WHAT THE TASK REQUIRES: Arrange these lines as a numbered list, skipping any blank lines.

BEGIN GIVEN RECORDS

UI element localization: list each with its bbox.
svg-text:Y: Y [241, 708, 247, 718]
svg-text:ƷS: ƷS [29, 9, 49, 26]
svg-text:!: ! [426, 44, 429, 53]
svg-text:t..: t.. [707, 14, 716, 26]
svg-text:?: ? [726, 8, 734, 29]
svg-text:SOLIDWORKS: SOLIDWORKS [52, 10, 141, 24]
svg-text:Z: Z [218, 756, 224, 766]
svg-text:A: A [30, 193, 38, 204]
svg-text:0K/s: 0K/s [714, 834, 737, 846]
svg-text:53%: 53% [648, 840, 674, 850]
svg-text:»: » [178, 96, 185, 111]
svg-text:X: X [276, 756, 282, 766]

END GIVEN RECORDS

EXERCISE OUTPUT:
1. UI element localization: list each with its bbox.
2. svg-text:Y: Y [241, 708, 247, 718]
3. svg-text:ƷS: ƷS [29, 9, 49, 26]
4. svg-text:!: ! [426, 44, 429, 53]
5. svg-text:t..: t.. [707, 14, 716, 26]
6. svg-text:?: ? [726, 8, 734, 29]
7. svg-text:SOLIDWORKS: SOLIDWORKS [52, 10, 141, 24]
8. svg-text:Z: Z [218, 756, 224, 766]
9. svg-text:A: A [30, 193, 38, 204]
10. svg-text:0K/s: 0K/s [714, 834, 737, 846]
11. svg-text:53%: 53% [648, 840, 674, 850]
12. svg-text:»: » [178, 96, 185, 111]
13. svg-text:X: X [276, 756, 282, 766]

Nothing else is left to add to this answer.